*Given data*
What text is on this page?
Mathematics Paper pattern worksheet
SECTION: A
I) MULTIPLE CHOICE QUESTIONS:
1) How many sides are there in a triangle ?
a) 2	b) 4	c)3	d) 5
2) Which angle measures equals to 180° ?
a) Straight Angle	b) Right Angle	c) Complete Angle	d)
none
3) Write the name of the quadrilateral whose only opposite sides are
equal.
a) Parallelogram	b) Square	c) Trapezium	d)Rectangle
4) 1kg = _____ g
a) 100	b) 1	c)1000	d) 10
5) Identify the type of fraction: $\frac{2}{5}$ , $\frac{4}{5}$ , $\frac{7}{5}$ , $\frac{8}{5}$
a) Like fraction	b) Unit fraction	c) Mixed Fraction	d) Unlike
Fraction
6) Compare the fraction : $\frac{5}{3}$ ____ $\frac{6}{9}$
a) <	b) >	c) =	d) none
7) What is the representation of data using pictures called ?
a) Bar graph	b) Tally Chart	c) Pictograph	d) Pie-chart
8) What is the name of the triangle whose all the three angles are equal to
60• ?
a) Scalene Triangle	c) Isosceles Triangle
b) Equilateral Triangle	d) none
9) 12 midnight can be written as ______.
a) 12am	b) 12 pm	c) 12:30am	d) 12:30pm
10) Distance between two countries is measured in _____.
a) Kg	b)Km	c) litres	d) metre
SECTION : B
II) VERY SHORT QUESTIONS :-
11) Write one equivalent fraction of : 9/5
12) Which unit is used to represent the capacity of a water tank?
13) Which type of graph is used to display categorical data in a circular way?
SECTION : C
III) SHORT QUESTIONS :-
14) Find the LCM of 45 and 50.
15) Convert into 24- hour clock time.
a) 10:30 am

*Stated exercise*
Repeat the records above exactly.

*The result*
What text is on this page?
Mathematics Paper pattern worksheet
SECTION: A
I) MULTIPLE CHOICE QUESTIONS:
1) How many sides are there in a triangle ?
a) 2	b) 4	c)3	d) 5
2) Which angle measures equals to 180° ?
a) Straight Angle	b) Right Angle	c) Complete Angle	d)
none
3) Write the name of the quadrilateral whose only opposite sides are
equal.
a) Parallelogram	b) Square	c) Trapezium	d)Rectangle
4) 1kg = _____ g
a) 100	b) 1	c)1000	d) 10
5) Identify the type of fraction: $\frac{2}{5}$ , $\frac{4}{5}$ , $\frac{7}{5}$ , $\frac{8}{5}$
a) Like fraction	b) Unit fraction	c) Mixed Fraction	d) Unlike
Fraction
6) Compare the fraction : $\frac{5}{3}$ ____ $\frac{6}{9}$
a) <	b) >	c) =	d) none
7) What is the representation of data using pictures called ?
a) Bar graph	b) Tally Chart	c) Pictograph	d) Pie-chart
8) What is the name of the triangle whose all the three angles are equal to
60• ?
a) Scalene Triangle	c) Isosceles Triangle
b) Equilateral Triangle	d) none
9) 12 midnight can be written as ______.
a) 12am	b) 12 pm	c) 12:30am	d) 12:30pm
10) Distance between two countries is measured in _____.
a) Kg	b)Km	c) litres	d) metre
SECTION : B
II) VERY SHORT QUESTIONS :-
11) Write one equivalent fraction of : 9/5
12) Which unit is used to represent the capacity of a water tank?
13) Which type of graph is used to display categorical data in a circular way?
SECTION : C
III) SHORT QUESTIONS :-
14) Find the LCM of 45 and 50.
15) Convert into 24- hour clock time.
a) 10:30 am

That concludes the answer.